-------- Recorded information --------

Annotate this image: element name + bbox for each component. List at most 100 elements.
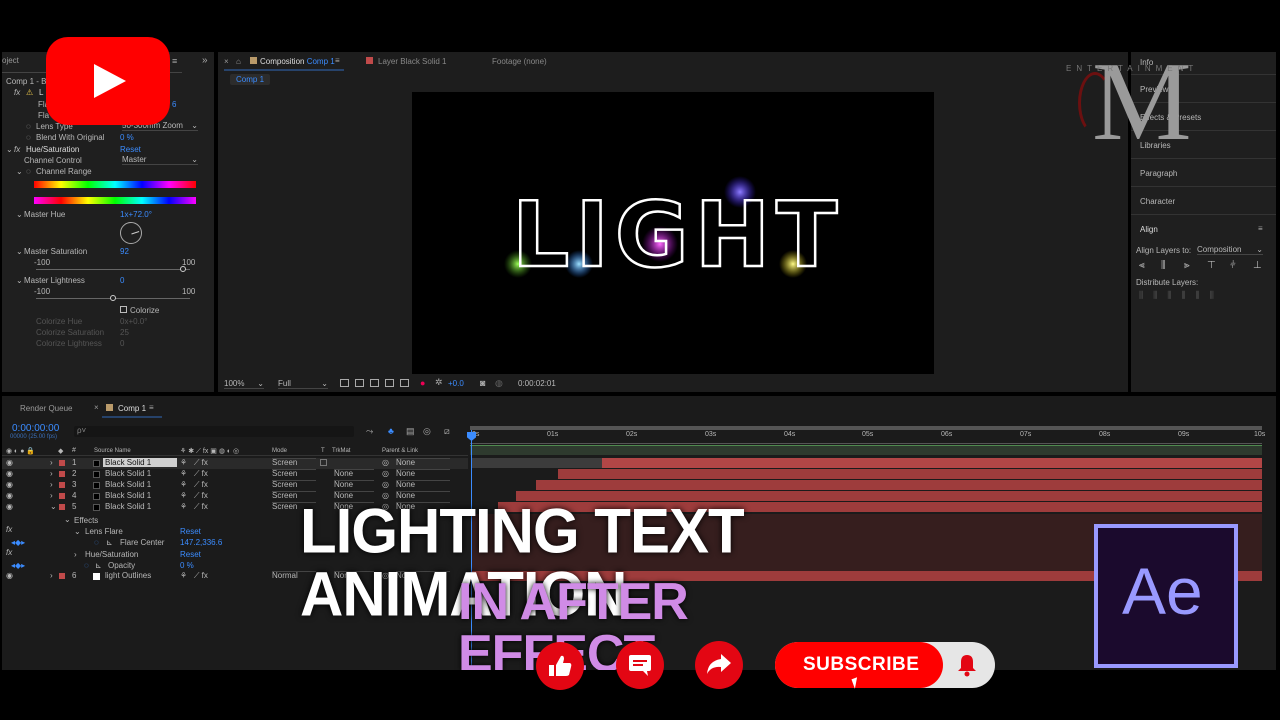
mode-dropdown[interactable]: Screen	[272, 458, 316, 467]
expand-arrow-icon[interactable]: ›	[50, 469, 53, 478]
master-hue-value[interactable]: 1x+72.0°	[120, 210, 152, 219]
exposure-value[interactable]: +0.0	[448, 379, 464, 388]
timeline-comp-tab[interactable]: Comp 1	[118, 404, 146, 413]
mask-visibility-icon[interactable]	[370, 379, 379, 387]
expand-arrow-icon[interactable]: ⌄	[16, 276, 23, 285]
like-button[interactable]	[536, 642, 584, 690]
channel-control-dropdown[interactable]: Master ⌄	[122, 155, 198, 165]
parent-dropdown[interactable]: None	[396, 480, 450, 489]
pickwhip-icon[interactable]: ◎	[382, 469, 389, 478]
stopwatch-icon[interactable]: ◌	[26, 167, 31, 176]
viewer-close-icon[interactable]: ×	[224, 57, 229, 66]
opacity-value[interactable]: 0 %	[180, 561, 194, 570]
keyframe-nav-icons[interactable]: ◂◆▸	[11, 538, 25, 547]
stopwatch-active-icon[interactable]: ◌	[94, 538, 99, 547]
mode-dropdown[interactable]: Screen	[272, 480, 316, 489]
align-hcenter-icon[interactable]: ⫼	[1161, 261, 1171, 271]
time-ruler[interactable]: 0s 01s 02s 03s 04s 05s 06s 07s 08s 09s 1…	[470, 430, 1265, 444]
parent-header[interactable]: Parent & Link	[382, 448, 418, 454]
align-menu-icon[interactable]: ≡	[1258, 224, 1263, 233]
master-sat-value[interactable]: 92	[120, 247, 129, 256]
3d-view-icon[interactable]	[400, 379, 409, 387]
table-row[interactable]: ◉ › 2 Black Solid 1 ⚘ ⟋ fx Screen None ◎…	[2, 469, 468, 480]
layer-switches-icons[interactable]: ⚘ ⟋ fx	[180, 469, 208, 479]
lens-flare-reset[interactable]: Reset	[180, 527, 201, 536]
hue-sat-reset[interactable]: Reset	[120, 145, 141, 154]
colorize-checkbox[interactable]	[120, 306, 127, 313]
expand-arrow-icon[interactable]: ›	[50, 458, 53, 467]
layer-name[interactable]: Black Solid 1	[105, 469, 151, 478]
tab-layer[interactable]: Layer Black Solid 1	[378, 57, 447, 66]
layer-bar-3[interactable]	[536, 480, 1262, 490]
keyframe-nav-icons[interactable]: ◂◆▸	[11, 561, 25, 570]
layer-name[interactable]: Black Solid 1	[105, 480, 151, 489]
expand-arrow-icon[interactable]: ›	[50, 491, 53, 500]
visibility-eye-icon[interactable]: ◉	[6, 480, 13, 489]
expand-arrow-icon[interactable]: ⌄	[6, 145, 13, 154]
trkmat-dropdown[interactable]: None	[334, 469, 374, 478]
motion-blur-icon[interactable]: ◎	[423, 426, 431, 437]
lens-flare-effect-label[interactable]: Lens Flare	[85, 527, 123, 536]
layer-switches-icons[interactable]: ⚘ ⟋ fx	[180, 458, 208, 468]
layer-label-color[interactable]	[59, 573, 65, 579]
tab-menu-icon[interactable]: ≡	[149, 403, 154, 412]
layer-name[interactable]: Black Solid 1	[105, 491, 151, 500]
trkmat-header[interactable]: TrkMat	[332, 448, 350, 454]
layer-switches-icons[interactable]: ⚘ ⟋ fx	[180, 480, 208, 490]
expand-arrow-icon[interactable]: ⌄	[16, 247, 23, 256]
lens-flare-row1-value[interactable]: 6	[172, 100, 176, 109]
table-row[interactable]: ◉ › 1 Black Solid 1 ⚘ ⟋ fx Screen ◎ None	[2, 458, 468, 469]
expand-arrow-icon[interactable]: ⌄	[74, 527, 81, 536]
pickwhip-icon[interactable]: ◎	[382, 480, 389, 489]
tab-menu-icon[interactable]: ≡	[335, 56, 340, 65]
layer-bar-2[interactable]	[558, 469, 1262, 479]
draft-3d-icon[interactable]: ⤳	[366, 426, 373, 437]
trkmat-dropdown[interactable]: None	[334, 480, 374, 489]
channel-range-bar-top[interactable]	[34, 181, 196, 188]
graph-editor-icon[interactable]: ⧄	[444, 426, 450, 437]
layer-bar-1[interactable]	[602, 458, 1262, 468]
hue-sat-header[interactable]: Hue/Saturation	[26, 145, 79, 154]
align-top-icon[interactable]: ⊤	[1207, 261, 1217, 271]
comp-chip[interactable]: Comp 1	[230, 74, 271, 85]
layer-name[interactable]: Black Solid 1	[103, 458, 177, 467]
tab-footage[interactable]: Footage (none)	[492, 57, 547, 66]
tab-close-icon[interactable]: ×	[94, 403, 99, 412]
layer-switches-icons[interactable]: ⚘ ⟋ fx	[180, 571, 208, 581]
lock-icon[interactable]: ⌂	[236, 57, 241, 66]
align-vcenter-icon[interactable]: ⫩	[1230, 261, 1240, 271]
render-queue-tab[interactable]: Render Queue	[20, 404, 72, 413]
pickwhip-icon[interactable]: ◎	[382, 458, 389, 467]
guides-icon[interactable]	[385, 379, 394, 387]
expand-arrow-icon[interactable]: ⌄	[16, 210, 23, 219]
visibility-eye-icon[interactable]: ◉	[6, 491, 13, 500]
layer-label-color[interactable]	[59, 460, 65, 466]
subscribe-button[interactable]: SUBSCRIBE	[775, 642, 995, 688]
timeline-timecode[interactable]: 0:00:00:00	[12, 423, 59, 434]
transparency-grid-icon[interactable]	[355, 379, 364, 387]
expand-arrow-icon[interactable]: ›	[50, 480, 53, 489]
effects-expand-icon[interactable]: ⌄	[64, 515, 71, 524]
table-row[interactable]: ◉ › 3 Black Solid 1 ⚘ ⟋ fx Screen None ◎…	[2, 480, 468, 491]
color-channel-icon[interactable]: ●	[420, 378, 425, 388]
panel-expand-icon[interactable]: »	[202, 55, 208, 66]
layer-switches-icons[interactable]: ⚘ ⟋ fx	[180, 502, 208, 512]
mode-dropdown[interactable]: Screen	[272, 469, 316, 478]
panel-menu-icon[interactable]: ≡	[172, 56, 177, 66]
region-of-interest-icon[interactable]	[340, 379, 349, 387]
layer-search-input[interactable]: ρ˅	[74, 426, 354, 437]
layer-name[interactable]: light Outlines	[105, 571, 151, 580]
frame-blend-icon[interactable]: ▤	[406, 426, 415, 437]
resolution-dropdown[interactable]: Full ⌄	[278, 379, 328, 389]
layer-label-color[interactable]	[59, 493, 65, 499]
channel-range-bar-bottom[interactable]	[34, 197, 196, 204]
align-left-icon[interactable]: ⫷	[1139, 261, 1149, 271]
flare-center-value[interactable]: 147.2,336.6	[180, 538, 222, 547]
master-sat-slider-handle[interactable]	[180, 266, 186, 272]
youtube-logo[interactable]	[46, 37, 170, 125]
character-panel-tab[interactable]: Character	[1140, 197, 1175, 206]
mode-dropdown[interactable]: Screen	[272, 491, 316, 500]
stopwatch-icon[interactable]: ◌	[26, 133, 31, 142]
zoom-dropdown[interactable]: 100% ⌄	[224, 379, 264, 389]
comment-button[interactable]	[616, 641, 664, 689]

--------

Could you reproduce every line of the items above word for word, leaving out the pictures?

In response »
Annotate this image: element name + bbox for each component. List at most 100 elements.
mode-dropdown[interactable]: Screen	[272, 458, 316, 467]
expand-arrow-icon[interactable]: ›	[50, 469, 53, 478]
master-hue-value[interactable]: 1x+72.0°	[120, 210, 152, 219]
exposure-value[interactable]: +0.0	[448, 379, 464, 388]
timeline-comp-tab[interactable]: Comp 1	[118, 404, 146, 413]
mask-visibility-icon[interactable]	[370, 379, 379, 387]
expand-arrow-icon[interactable]: ⌄	[16, 276, 23, 285]
like-button[interactable]	[536, 642, 584, 690]
channel-control-dropdown[interactable]: Master ⌄	[122, 155, 198, 165]
parent-dropdown[interactable]: None	[396, 480, 450, 489]
pickwhip-icon[interactable]: ◎	[382, 469, 389, 478]
stopwatch-icon[interactable]: ◌	[26, 167, 31, 176]
viewer-close-icon[interactable]: ×	[224, 57, 229, 66]
opacity-value[interactable]: 0 %	[180, 561, 194, 570]
keyframe-nav-icons[interactable]: ◂◆▸	[11, 538, 25, 547]
stopwatch-active-icon[interactable]: ◌	[94, 538, 99, 547]
mode-dropdown[interactable]: Screen	[272, 480, 316, 489]
align-hcenter-icon[interactable]: ⫼	[1161, 261, 1171, 271]
time-ruler[interactable]: 0s 01s 02s 03s 04s 05s 06s 07s 08s 09s 1…	[470, 430, 1265, 444]
parent-header[interactable]: Parent & Link	[382, 448, 418, 454]
align-menu-icon[interactable]: ≡	[1258, 224, 1263, 233]
master-sat-value[interactable]: 92	[120, 247, 129, 256]
3d-view-icon[interactable]	[400, 379, 409, 387]
table-row[interactable]: ◉ › 2 Black Solid 1 ⚘ ⟋ fx Screen None ◎…	[2, 469, 468, 480]
layer-switches-icons[interactable]: ⚘ ⟋ fx	[180, 469, 208, 479]
lens-flare-reset[interactable]: Reset	[180, 527, 201, 536]
hue-sat-reset[interactable]: Reset	[120, 145, 141, 154]
colorize-checkbox[interactable]	[120, 306, 127, 313]
expand-arrow-icon[interactable]: ›	[50, 458, 53, 467]
layer-name[interactable]: Black Solid 1	[105, 469, 151, 478]
tab-layer[interactable]: Layer Black Solid 1	[378, 57, 447, 66]
layer-bar-3[interactable]	[536, 480, 1262, 490]
keyframe-nav-icons[interactable]: ◂◆▸	[11, 561, 25, 570]
layer-name[interactable]: Black Solid 1	[105, 480, 151, 489]
expand-arrow-icon[interactable]: ›	[50, 491, 53, 500]
visibility-eye-icon[interactable]: ◉	[6, 480, 13, 489]
expand-arrow-icon[interactable]: ⌄	[6, 145, 13, 154]
trkmat-dropdown[interactable]: None	[334, 469, 374, 478]
motion-blur-icon[interactable]: ◎	[423, 426, 431, 437]
lens-flare-effect-label[interactable]: Lens Flare	[85, 527, 123, 536]
layer-switches-icons[interactable]: ⚘ ⟋ fx	[180, 458, 208, 468]
layer-label-color[interactable]	[59, 573, 65, 579]
tab-menu-icon[interactable]: ≡	[149, 403, 154, 412]
layer-name[interactable]: Black Solid 1	[105, 491, 151, 500]
trkmat-header[interactable]: TrkMat	[332, 448, 350, 454]
layer-switches-icons[interactable]: ⚘ ⟋ fx	[180, 480, 208, 490]
expand-arrow-icon[interactable]: ⌄	[16, 247, 23, 256]
lens-flare-row1-value[interactable]: 6	[172, 100, 176, 109]
table-row[interactable]: ◉ › 1 Black Solid 1 ⚘ ⟋ fx Screen ◎ None	[2, 458, 468, 469]
expand-arrow-icon[interactable]: ⌄	[74, 527, 81, 536]
pickwhip-icon[interactable]: ◎	[382, 480, 389, 489]
tab-menu-icon[interactable]: ≡	[335, 56, 340, 65]
layer-bar-2[interactable]	[558, 469, 1262, 479]
draft-3d-icon[interactable]: ⤳	[366, 426, 373, 437]
trkmat-dropdown[interactable]: None	[334, 480, 374, 489]
channel-range-bar-top[interactable]	[34, 181, 196, 188]
graph-editor-icon[interactable]: ⧄	[444, 426, 450, 437]
layer-bar-1[interactable]	[602, 458, 1262, 468]
hue-sat-header[interactable]: Hue/Saturation	[26, 145, 79, 154]
align-top-icon[interactable]: ⊤	[1207, 261, 1217, 271]
comp-chip[interactable]: Comp 1	[230, 74, 271, 85]
layer-name[interactable]: Black Solid 1	[103, 458, 177, 467]
tab-footage[interactable]: Footage (none)	[492, 57, 547, 66]
tab-close-icon[interactable]: ×	[94, 403, 99, 412]
layer-switches-icons[interactable]: ⚘ ⟋ fx	[180, 571, 208, 581]
lock-icon[interactable]: ⌂	[236, 57, 241, 66]
align-vcenter-icon[interactable]: ⫩	[1230, 261, 1240, 271]
render-queue-tab[interactable]: Render Queue	[20, 404, 72, 413]
pickwhip-icon[interactable]: ◎	[382, 458, 389, 467]
guides-icon[interactable]	[385, 379, 394, 387]
expand-arrow-icon[interactable]: ⌄	[16, 210, 23, 219]
visibility-eye-icon[interactable]: ◉	[6, 491, 13, 500]
layer-label-color[interactable]	[59, 460, 65, 466]
subscribe-button[interactable]: SUBSCRIBE	[775, 642, 995, 688]
timeline-timecode[interactable]: 0:00:00:00	[12, 423, 59, 434]
transparency-grid-icon[interactable]	[355, 379, 364, 387]
expand-arrow-icon[interactable]: ›	[50, 480, 53, 489]
effects-expand-icon[interactable]: ⌄	[64, 515, 71, 524]
table-row[interactable]: ◉ › 3 Black Solid 1 ⚘ ⟋ fx Screen None ◎…	[2, 480, 468, 491]
color-channel-icon[interactable]: ●	[420, 378, 425, 388]
panel-expand-icon[interactable]: »	[202, 55, 208, 66]
layer-switches-icons[interactable]: ⚘ ⟋ fx	[180, 502, 208, 512]
mode-dropdown[interactable]: Screen	[272, 469, 316, 478]
panel-menu-icon[interactable]: ≡	[172, 56, 177, 66]
region-of-interest-icon[interactable]	[340, 379, 349, 387]
layer-search-input[interactable]: ρ˅	[74, 426, 354, 437]
layer-name[interactable]: light Outlines	[105, 571, 151, 580]
frame-blend-icon[interactable]: ▤	[406, 426, 415, 437]
resolution-dropdown[interactable]: Full ⌄	[278, 379, 328, 389]
layer-label-color[interactable]	[59, 493, 65, 499]
channel-range-bar-bottom[interactable]	[34, 197, 196, 204]
align-left-icon[interactable]: ⫷	[1139, 261, 1149, 271]
flare-center-value[interactable]: 147.2,336.6	[180, 538, 222, 547]
master-sat-slider-handle[interactable]	[180, 266, 186, 272]
youtube-logo[interactable]	[46, 37, 170, 125]
character-panel-tab[interactable]: Character	[1140, 197, 1175, 206]
mode-dropdown[interactable]: Screen	[272, 491, 316, 500]
stopwatch-icon[interactable]: ◌	[26, 133, 31, 142]
zoom-dropdown[interactable]: 100% ⌄	[224, 379, 264, 389]
comment-button[interactable]	[616, 641, 664, 689]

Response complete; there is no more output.